EXTRACTED INFORMATION:
- - - - -
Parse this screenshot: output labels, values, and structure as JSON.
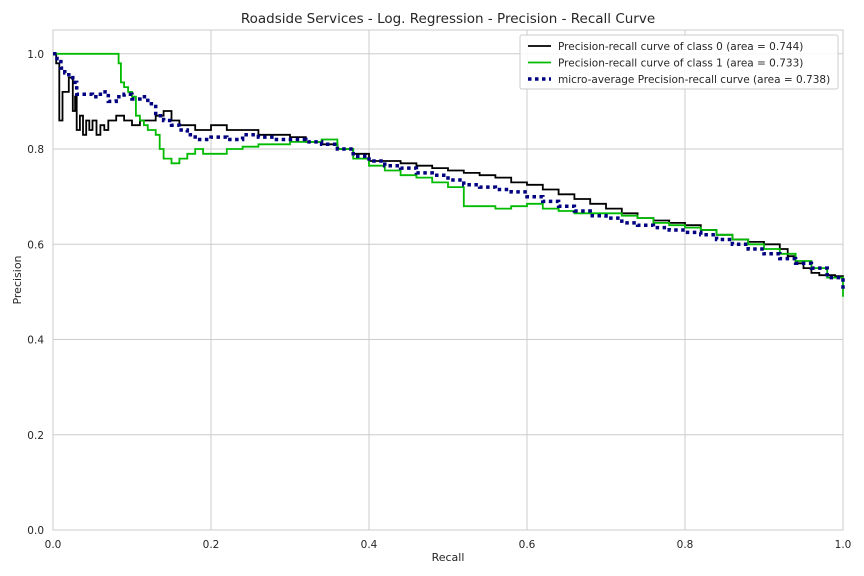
{
  "chart_data": {
    "type": "line",
    "title": "Roadside Services  - Log. Regression - Precision - Recall Curve",
    "xlabel": "Recall",
    "ylabel": "Precision",
    "xlim": [
      0.0,
      1.0
    ],
    "ylim": [
      0.0,
      1.05
    ],
    "xticks": [
      "0.0",
      "0.2",
      "0.4",
      "0.6",
      "0.8",
      "1.0"
    ],
    "yticks": [
      "0.0",
      "0.2",
      "0.4",
      "0.6",
      "0.8",
      "1.0"
    ],
    "grid": true,
    "legend_position": "top-right",
    "series": [
      {
        "name": "Precision-recall curve of class 0 (area = 0.744)",
        "color": "#000000",
        "style": "solid",
        "x": [
          0.0,
          0.004,
          0.008,
          0.012,
          0.02,
          0.025,
          0.028,
          0.03,
          0.034,
          0.038,
          0.042,
          0.046,
          0.05,
          0.055,
          0.06,
          0.065,
          0.07,
          0.08,
          0.09,
          0.1,
          0.11,
          0.12,
          0.13,
          0.14,
          0.15,
          0.16,
          0.17,
          0.18,
          0.2,
          0.22,
          0.24,
          0.26,
          0.28,
          0.3,
          0.32,
          0.34,
          0.36,
          0.38,
          0.4,
          0.42,
          0.44,
          0.46,
          0.48,
          0.5,
          0.52,
          0.54,
          0.56,
          0.58,
          0.6,
          0.62,
          0.64,
          0.66,
          0.68,
          0.7,
          0.72,
          0.74,
          0.76,
          0.78,
          0.8,
          0.82,
          0.84,
          0.86,
          0.88,
          0.9,
          0.92,
          0.93,
          0.94,
          0.95,
          0.96,
          0.97,
          0.98,
          0.99,
          1.0
        ],
        "y": [
          1.0,
          0.98,
          0.86,
          0.92,
          0.95,
          0.88,
          0.91,
          0.84,
          0.87,
          0.83,
          0.86,
          0.84,
          0.86,
          0.83,
          0.85,
          0.84,
          0.86,
          0.87,
          0.86,
          0.85,
          0.86,
          0.86,
          0.87,
          0.88,
          0.86,
          0.85,
          0.85,
          0.84,
          0.85,
          0.84,
          0.84,
          0.83,
          0.83,
          0.825,
          0.815,
          0.81,
          0.8,
          0.79,
          0.775,
          0.775,
          0.77,
          0.765,
          0.76,
          0.755,
          0.75,
          0.745,
          0.74,
          0.73,
          0.725,
          0.715,
          0.705,
          0.695,
          0.685,
          0.675,
          0.665,
          0.655,
          0.65,
          0.645,
          0.64,
          0.63,
          0.62,
          0.61,
          0.605,
          0.6,
          0.59,
          0.575,
          0.56,
          0.55,
          0.54,
          0.535,
          0.535,
          0.533,
          0.532
        ]
      },
      {
        "name": "Precision-recall curve of class 1 (area = 0.733)",
        "color": "#00bb00",
        "style": "solid",
        "x": [
          0.0,
          0.02,
          0.04,
          0.06,
          0.08,
          0.083,
          0.086,
          0.09,
          0.095,
          0.1,
          0.105,
          0.11,
          0.115,
          0.12,
          0.13,
          0.135,
          0.14,
          0.15,
          0.16,
          0.17,
          0.18,
          0.19,
          0.2,
          0.22,
          0.24,
          0.26,
          0.28,
          0.3,
          0.32,
          0.34,
          0.36,
          0.38,
          0.4,
          0.42,
          0.44,
          0.46,
          0.48,
          0.5,
          0.52,
          0.54,
          0.56,
          0.58,
          0.6,
          0.62,
          0.64,
          0.66,
          0.68,
          0.7,
          0.72,
          0.74,
          0.76,
          0.78,
          0.8,
          0.82,
          0.84,
          0.86,
          0.88,
          0.9,
          0.92,
          0.94,
          0.96,
          0.98,
          1.0
        ],
        "y": [
          1.0,
          1.0,
          1.0,
          1.0,
          1.0,
          0.98,
          0.94,
          0.93,
          0.92,
          0.91,
          0.87,
          0.86,
          0.85,
          0.84,
          0.83,
          0.8,
          0.78,
          0.77,
          0.78,
          0.79,
          0.8,
          0.79,
          0.79,
          0.8,
          0.805,
          0.81,
          0.81,
          0.815,
          0.815,
          0.82,
          0.8,
          0.78,
          0.765,
          0.755,
          0.745,
          0.74,
          0.73,
          0.72,
          0.68,
          0.68,
          0.675,
          0.68,
          0.685,
          0.675,
          0.67,
          0.665,
          0.665,
          0.665,
          0.66,
          0.655,
          0.645,
          0.64,
          0.635,
          0.63,
          0.62,
          0.61,
          0.6,
          0.59,
          0.58,
          0.565,
          0.55,
          0.53,
          0.49
        ]
      },
      {
        "name": "micro-average Precision-recall curve (area = 0.738)",
        "color": "#000080",
        "style": "dotted",
        "x": [
          0.0,
          0.005,
          0.01,
          0.015,
          0.02,
          0.025,
          0.03,
          0.04,
          0.05,
          0.06,
          0.07,
          0.08,
          0.09,
          0.1,
          0.11,
          0.12,
          0.13,
          0.14,
          0.15,
          0.16,
          0.17,
          0.18,
          0.2,
          0.22,
          0.24,
          0.26,
          0.28,
          0.3,
          0.32,
          0.34,
          0.36,
          0.38,
          0.4,
          0.42,
          0.44,
          0.46,
          0.48,
          0.5,
          0.52,
          0.54,
          0.56,
          0.58,
          0.6,
          0.62,
          0.64,
          0.66,
          0.68,
          0.7,
          0.72,
          0.74,
          0.76,
          0.78,
          0.8,
          0.82,
          0.84,
          0.86,
          0.88,
          0.9,
          0.92,
          0.94,
          0.96,
          0.98,
          1.0
        ],
        "y": [
          1.0,
          0.99,
          0.97,
          0.96,
          0.95,
          0.94,
          0.915,
          0.915,
          0.91,
          0.92,
          0.9,
          0.91,
          0.915,
          0.905,
          0.91,
          0.895,
          0.87,
          0.86,
          0.85,
          0.84,
          0.83,
          0.82,
          0.825,
          0.82,
          0.83,
          0.825,
          0.82,
          0.82,
          0.815,
          0.81,
          0.8,
          0.785,
          0.775,
          0.765,
          0.76,
          0.75,
          0.745,
          0.735,
          0.725,
          0.72,
          0.715,
          0.71,
          0.7,
          0.69,
          0.68,
          0.67,
          0.66,
          0.655,
          0.645,
          0.64,
          0.635,
          0.63,
          0.625,
          0.62,
          0.61,
          0.6,
          0.59,
          0.58,
          0.57,
          0.56,
          0.55,
          0.53,
          0.5
        ]
      }
    ]
  }
}
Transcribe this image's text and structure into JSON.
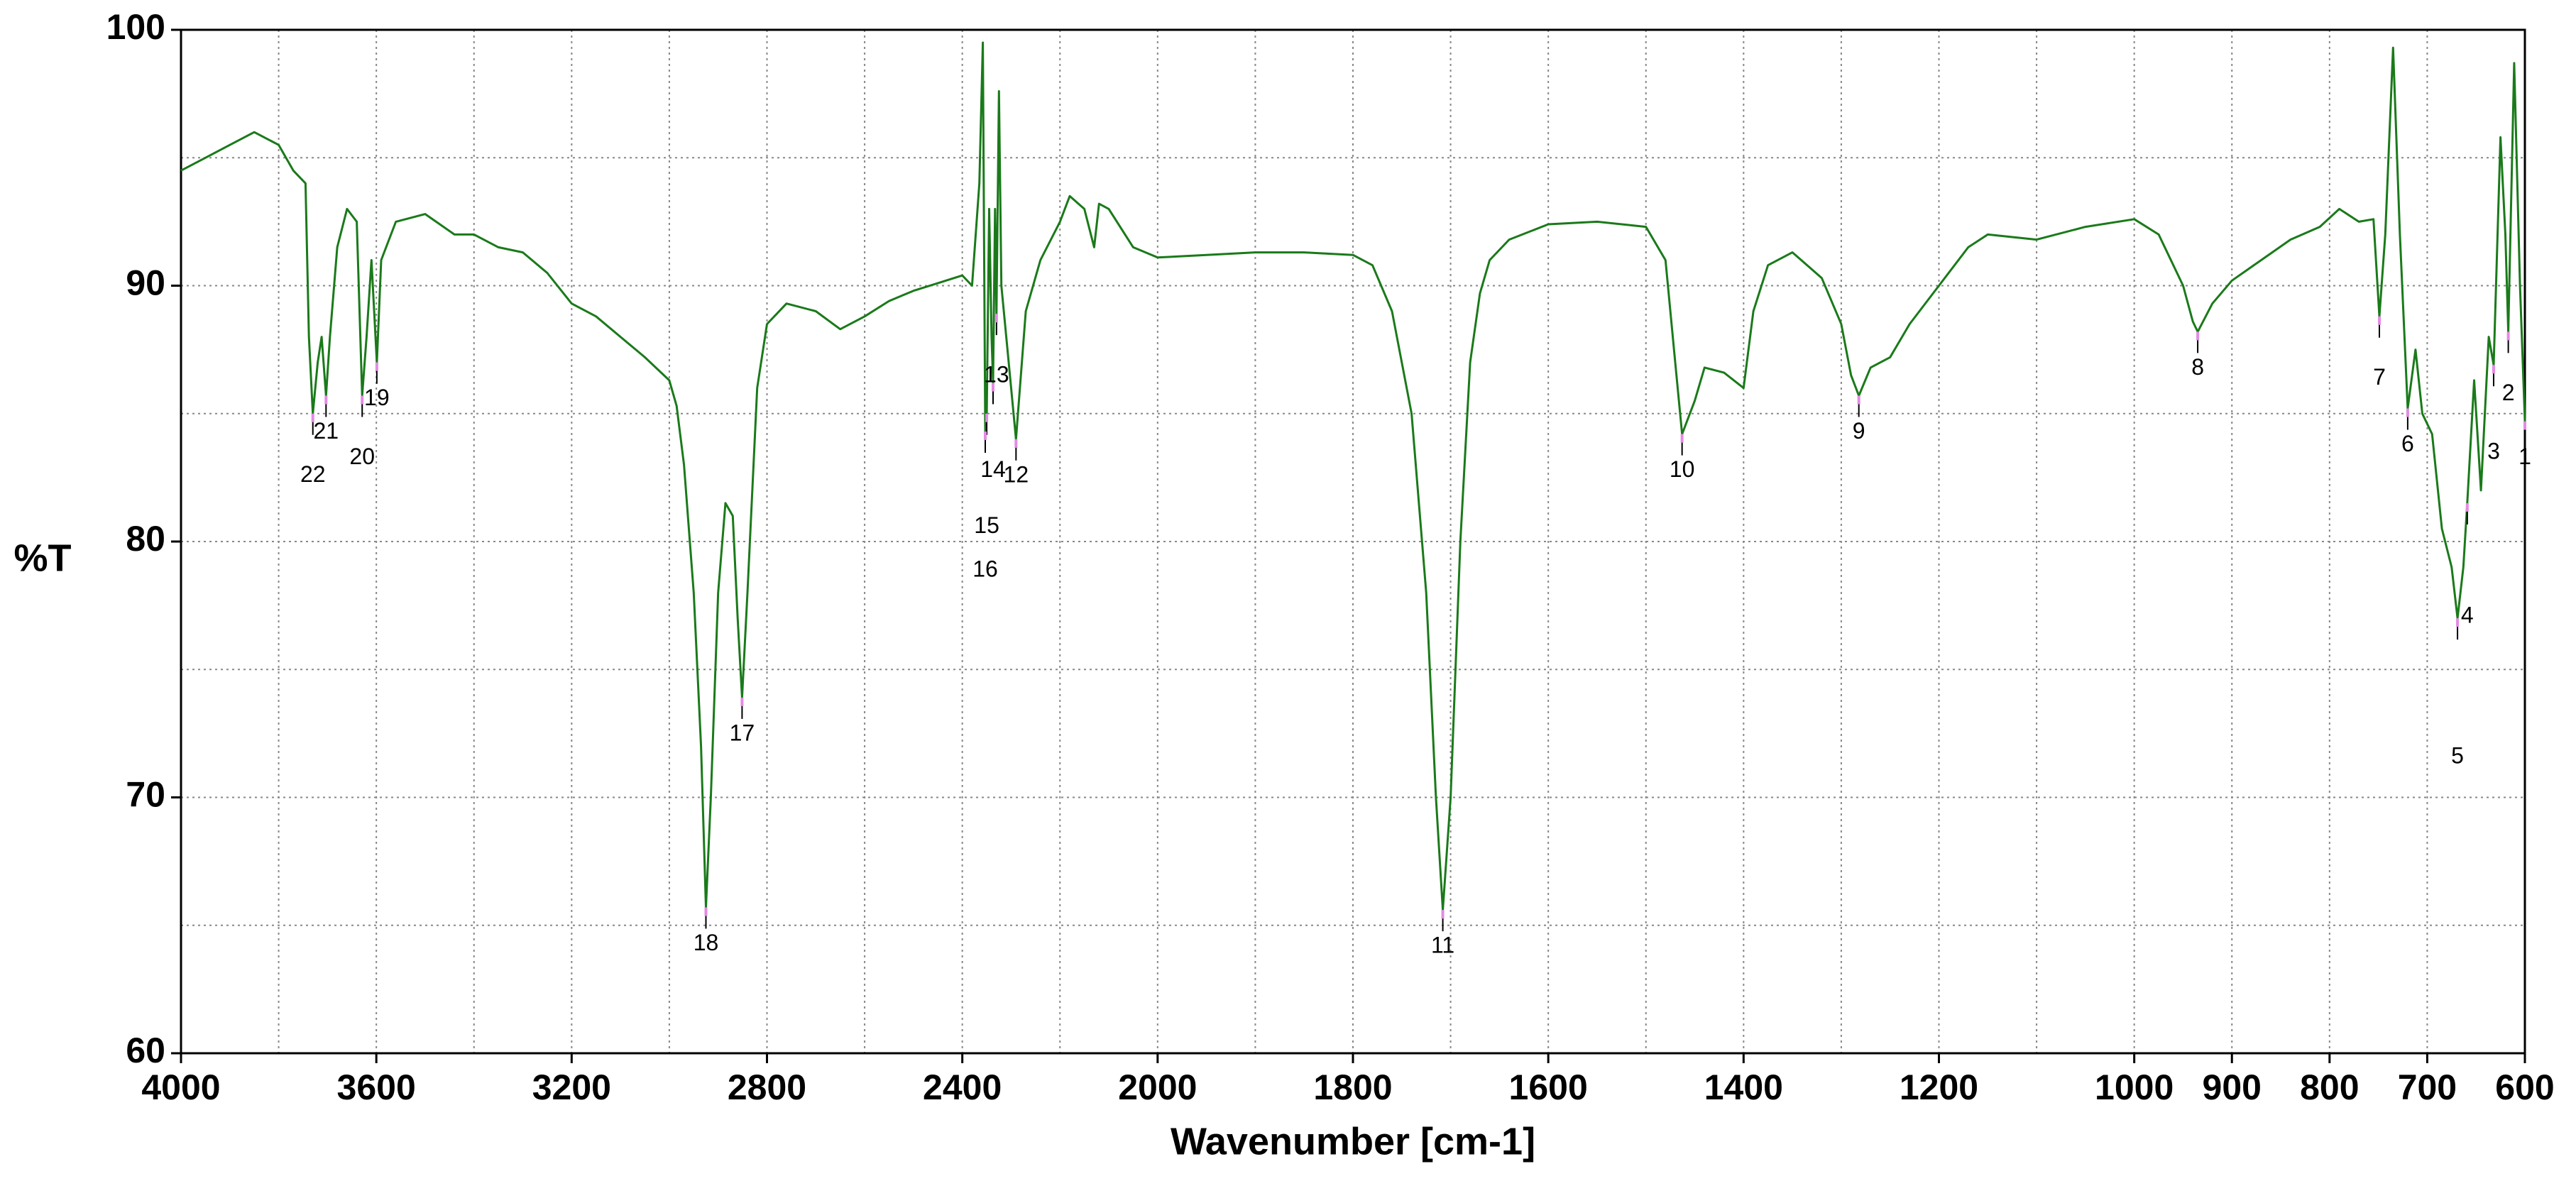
{
  "chart_data": {
    "type": "line",
    "xlabel": "Wavenumber [cm-1]",
    "ylabel": "%T",
    "color": "#1a7a1a",
    "xlim": [
      4000,
      600
    ],
    "xbreak": 2000,
    "ylim": [
      60,
      100
    ],
    "xticks": [
      4000,
      3600,
      3200,
      2800,
      2400,
      2000,
      1800,
      1600,
      1400,
      1200,
      1000,
      900,
      800,
      700,
      600
    ],
    "xminorticks": [
      3800,
      3400,
      3000,
      2600,
      2200,
      1900,
      1700,
      1500,
      1300,
      1100
    ],
    "yticks": [
      60,
      70,
      80,
      90,
      100
    ],
    "yminorticks": [
      65,
      75,
      85,
      95
    ],
    "grid": true,
    "x": [
      4000,
      3950,
      3900,
      3850,
      3800,
      3770,
      3745,
      3738,
      3730,
      3720,
      3712,
      3703,
      3695,
      3680,
      3660,
      3640,
      3629,
      3620,
      3610,
      3599,
      3590,
      3560,
      3500,
      3440,
      3400,
      3350,
      3300,
      3250,
      3200,
      3150,
      3100,
      3050,
      3000,
      2985,
      2970,
      2950,
      2935,
      2925,
      2915,
      2900,
      2885,
      2870,
      2860,
      2851,
      2840,
      2820,
      2800,
      2760,
      2700,
      2650,
      2600,
      2550,
      2500,
      2450,
      2400,
      2380,
      2365,
      2358,
      2353,
      2350,
      2345,
      2340,
      2337,
      2333,
      2330,
      2325,
      2320,
      2310,
      2290,
      2270,
      2240,
      2200,
      2180,
      2150,
      2130,
      2120,
      2100,
      2050,
      2000,
      1950,
      1900,
      1850,
      1800,
      1780,
      1760,
      1740,
      1725,
      1715,
      1708,
      1700,
      1690,
      1680,
      1670,
      1660,
      1640,
      1600,
      1550,
      1500,
      1480,
      1470,
      1463,
      1450,
      1440,
      1420,
      1400,
      1390,
      1375,
      1350,
      1320,
      1300,
      1290,
      1282,
      1270,
      1250,
      1230,
      1200,
      1170,
      1150,
      1100,
      1050,
      1000,
      975,
      950,
      940,
      935,
      920,
      900,
      870,
      840,
      810,
      790,
      770,
      755,
      749,
      743,
      735,
      728,
      720,
      712,
      705,
      695,
      685,
      675,
      669,
      663,
      659,
      652,
      645,
      637,
      632,
      625,
      620,
      617,
      611,
      605,
      600
    ],
    "values": [
      94.5,
      95.0,
      95.5,
      96.0,
      95.5,
      94.5,
      94.0,
      88,
      85.0,
      87,
      88,
      85.7,
      88,
      91.5,
      93,
      92.5,
      85.7,
      88,
      91,
      87,
      91,
      92.5,
      92.8,
      92.0,
      92.0,
      91.5,
      91.3,
      90.5,
      89.3,
      88.8,
      88.0,
      87.2,
      86.3,
      85.3,
      83,
      78,
      72,
      65.7,
      70,
      78,
      81.5,
      81,
      77,
      73.9,
      78,
      86,
      88.5,
      89.3,
      89.0,
      88.3,
      88.8,
      89.4,
      89.8,
      90.1,
      90.4,
      90.0,
      94,
      99.5,
      84.3,
      85.0,
      93,
      88,
      86.2,
      93,
      88.9,
      97.6,
      90,
      88,
      84.0,
      89,
      91,
      92.5,
      93.5,
      93,
      91.5,
      93.2,
      93.0,
      91.5,
      91.1,
      91.2,
      91.3,
      91.3,
      91.2,
      90.8,
      89,
      85,
      78,
      70,
      65.6,
      70,
      80,
      87,
      89.7,
      91,
      91.8,
      92.4,
      92.5,
      92.3,
      91,
      87,
      84.2,
      85.5,
      86.8,
      86.6,
      86.0,
      89,
      90.8,
      91.3,
      90.3,
      88.5,
      86.5,
      85.7,
      86.8,
      87.2,
      88.5,
      90.0,
      91.5,
      92.0,
      91.8,
      92.3,
      92.6,
      92.0,
      90.0,
      88.6,
      88.2,
      89.3,
      90.2,
      91.0,
      91.8,
      92.3,
      93.0,
      92.5,
      92.6,
      88.8,
      92.0,
      99.3,
      92,
      85.2,
      87.5,
      85.0,
      84.2,
      80.5,
      79,
      77.0,
      79,
      81.5,
      86.3,
      82,
      88,
      86.9,
      95.8,
      92,
      88.2,
      98.7,
      90,
      84.7
    ],
    "peaks": [
      {
        "label": "1",
        "x": 600,
        "y": 84.7
      },
      {
        "label": "2",
        "x": 617,
        "y": 88.2
      },
      {
        "label": "3",
        "x": 632,
        "y": 86.9
      },
      {
        "label": "4",
        "x": 659,
        "y": 81.5
      },
      {
        "label": "5",
        "x": 669,
        "y": 77.0
      },
      {
        "label": "6",
        "x": 720,
        "y": 85.2
      },
      {
        "label": "7",
        "x": 749,
        "y": 88.8
      },
      {
        "label": "8",
        "x": 935,
        "y": 88.2
      },
      {
        "label": "9",
        "x": 1282,
        "y": 85.7
      },
      {
        "label": "10",
        "x": 1463,
        "y": 84.2
      },
      {
        "label": "11",
        "x": 1708,
        "y": 65.6
      },
      {
        "label": "12",
        "x": 2290,
        "y": 84.0
      },
      {
        "label": "13",
        "x": 2330,
        "y": 88.9
      },
      {
        "label": "14",
        "x": 2337,
        "y": 86.2
      },
      {
        "label": "15",
        "x": 2350,
        "y": 85.0
      },
      {
        "label": "16",
        "x": 2353,
        "y": 84.3
      },
      {
        "label": "17",
        "x": 2851,
        "y": 73.9
      },
      {
        "label": "18",
        "x": 2925,
        "y": 65.7
      },
      {
        "label": "19",
        "x": 3599,
        "y": 87.0
      },
      {
        "label": "20",
        "x": 3629,
        "y": 85.7
      },
      {
        "label": "21",
        "x": 3703,
        "y": 85.7
      },
      {
        "label": "22",
        "x": 3730,
        "y": 85.0
      }
    ]
  }
}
- - - - -
TASK DIRECTIONS:
Scan the material above for the word "area". Copy each line where it occurs.

RESULT OF THE EXERCISE:
        "name": "Precision-recall curve of class 0 (area = 0.744)",
        "name": "Precision-recall curve of class 1 (area = 0.733)",
        "name": "micro-average Precision-recall curve (area = 0.738)",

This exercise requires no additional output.